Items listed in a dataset
--- BEGIN ---

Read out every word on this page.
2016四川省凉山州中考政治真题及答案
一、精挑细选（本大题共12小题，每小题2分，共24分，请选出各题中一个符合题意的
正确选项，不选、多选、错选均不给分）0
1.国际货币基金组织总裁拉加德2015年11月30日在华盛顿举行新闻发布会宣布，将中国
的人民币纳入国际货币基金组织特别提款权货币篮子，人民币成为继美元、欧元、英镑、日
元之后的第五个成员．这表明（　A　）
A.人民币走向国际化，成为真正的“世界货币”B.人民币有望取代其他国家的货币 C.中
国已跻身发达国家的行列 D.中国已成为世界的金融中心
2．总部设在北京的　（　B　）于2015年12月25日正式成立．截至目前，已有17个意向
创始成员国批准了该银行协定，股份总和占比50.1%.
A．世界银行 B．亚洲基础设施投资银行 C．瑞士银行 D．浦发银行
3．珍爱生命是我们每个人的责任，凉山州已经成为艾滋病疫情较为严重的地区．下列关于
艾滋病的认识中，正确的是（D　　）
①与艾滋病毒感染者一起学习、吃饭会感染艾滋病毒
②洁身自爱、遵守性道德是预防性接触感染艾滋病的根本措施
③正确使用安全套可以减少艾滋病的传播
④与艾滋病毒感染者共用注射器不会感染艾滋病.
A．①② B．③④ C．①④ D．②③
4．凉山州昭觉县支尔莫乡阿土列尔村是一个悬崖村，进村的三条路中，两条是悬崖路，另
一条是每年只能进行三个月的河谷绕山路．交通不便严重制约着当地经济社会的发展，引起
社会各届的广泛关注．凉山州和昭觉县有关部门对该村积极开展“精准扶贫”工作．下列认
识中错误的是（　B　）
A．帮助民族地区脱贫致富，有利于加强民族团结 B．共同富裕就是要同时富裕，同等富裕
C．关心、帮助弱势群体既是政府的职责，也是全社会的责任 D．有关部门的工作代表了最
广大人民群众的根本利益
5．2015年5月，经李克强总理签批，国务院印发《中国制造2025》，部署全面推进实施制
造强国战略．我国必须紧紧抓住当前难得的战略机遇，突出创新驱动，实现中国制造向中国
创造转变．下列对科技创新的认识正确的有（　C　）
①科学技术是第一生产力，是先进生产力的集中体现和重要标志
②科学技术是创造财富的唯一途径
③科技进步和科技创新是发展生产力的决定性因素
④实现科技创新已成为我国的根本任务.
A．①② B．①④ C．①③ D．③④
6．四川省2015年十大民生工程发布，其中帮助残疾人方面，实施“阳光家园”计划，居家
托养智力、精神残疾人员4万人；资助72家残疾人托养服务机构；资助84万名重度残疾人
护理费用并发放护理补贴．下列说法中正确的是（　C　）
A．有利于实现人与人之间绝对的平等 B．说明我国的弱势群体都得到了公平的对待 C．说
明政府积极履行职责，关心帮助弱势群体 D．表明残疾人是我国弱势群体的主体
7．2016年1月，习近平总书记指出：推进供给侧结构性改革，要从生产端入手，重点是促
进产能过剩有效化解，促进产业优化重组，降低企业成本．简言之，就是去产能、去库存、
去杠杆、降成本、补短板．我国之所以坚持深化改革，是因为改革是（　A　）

--- END ---

▸ **TASK GOAL**: Print the listing above in its entirety, with every line exact.

▸ **FULL SOLUTION**:
Read out every word on this page.
2016四川省凉山州中考政治真题及答案
一、精挑细选（本大题共12小题，每小题2分，共24分，请选出各题中一个符合题意的
正确选项，不选、多选、错选均不给分）0
1.国际货币基金组织总裁拉加德2015年11月30日在华盛顿举行新闻发布会宣布，将中国
的人民币纳入国际货币基金组织特别提款权货币篮子，人民币成为继美元、欧元、英镑、日
元之后的第五个成员．这表明（　A　）
A.人民币走向国际化，成为真正的“世界货币”B.人民币有望取代其他国家的货币 C.中
国已跻身发达国家的行列 D.中国已成为世界的金融中心
2．总部设在北京的　（　B　）于2015年12月25日正式成立．截至目前，已有17个意向
创始成员国批准了该银行协定，股份总和占比50.1%.
A．世界银行 B．亚洲基础设施投资银行 C．瑞士银行 D．浦发银行
3．珍爱生命是我们每个人的责任，凉山州已经成为艾滋病疫情较为严重的地区．下列关于
艾滋病的认识中，正确的是（D　　）
①与艾滋病毒感染者一起学习、吃饭会感染艾滋病毒
②洁身自爱、遵守性道德是预防性接触感染艾滋病的根本措施
③正确使用安全套可以减少艾滋病的传播
④与艾滋病毒感染者共用注射器不会感染艾滋病.
A．①② B．③④ C．①④ D．②③
4．凉山州昭觉县支尔莫乡阿土列尔村是一个悬崖村，进村的三条路中，两条是悬崖路，另
一条是每年只能进行三个月的河谷绕山路．交通不便严重制约着当地经济社会的发展，引起
社会各届的广泛关注．凉山州和昭觉县有关部门对该村积极开展“精准扶贫”工作．下列认
识中错误的是（　B　）
A．帮助民族地区脱贫致富，有利于加强民族团结 B．共同富裕就是要同时富裕，同等富裕
C．关心、帮助弱势群体既是政府的职责，也是全社会的责任 D．有关部门的工作代表了最
广大人民群众的根本利益
5．2015年5月，经李克强总理签批，国务院印发《中国制造2025》，部署全面推进实施制
造强国战略．我国必须紧紧抓住当前难得的战略机遇，突出创新驱动，实现中国制造向中国
创造转变．下列对科技创新的认识正确的有（　C　）
①科学技术是第一生产力，是先进生产力的集中体现和重要标志
②科学技术是创造财富的唯一途径
③科技进步和科技创新是发展生产力的决定性因素
④实现科技创新已成为我国的根本任务.
A．①② B．①④ C．①③ D．③④
6．四川省2015年十大民生工程发布，其中帮助残疾人方面，实施“阳光家园”计划，居家
托养智力、精神残疾人员4万人；资助72家残疾人托养服务机构；资助84万名重度残疾人
护理费用并发放护理补贴．下列说法中正确的是（　C　）
A．有利于实现人与人之间绝对的平等 B．说明我国的弱势群体都得到了公平的对待 C．说
明政府积极履行职责，关心帮助弱势群体 D．表明残疾人是我国弱势群体的主体
7．2016年1月，习近平总书记指出：推进供给侧结构性改革，要从生产端入手，重点是促
进产能过剩有效化解，促进产业优化重组，降低企业成本．简言之，就是去产能、去库存、
去杠杆、降成本、补短板．我国之所以坚持深化改革，是因为改革是（　A　）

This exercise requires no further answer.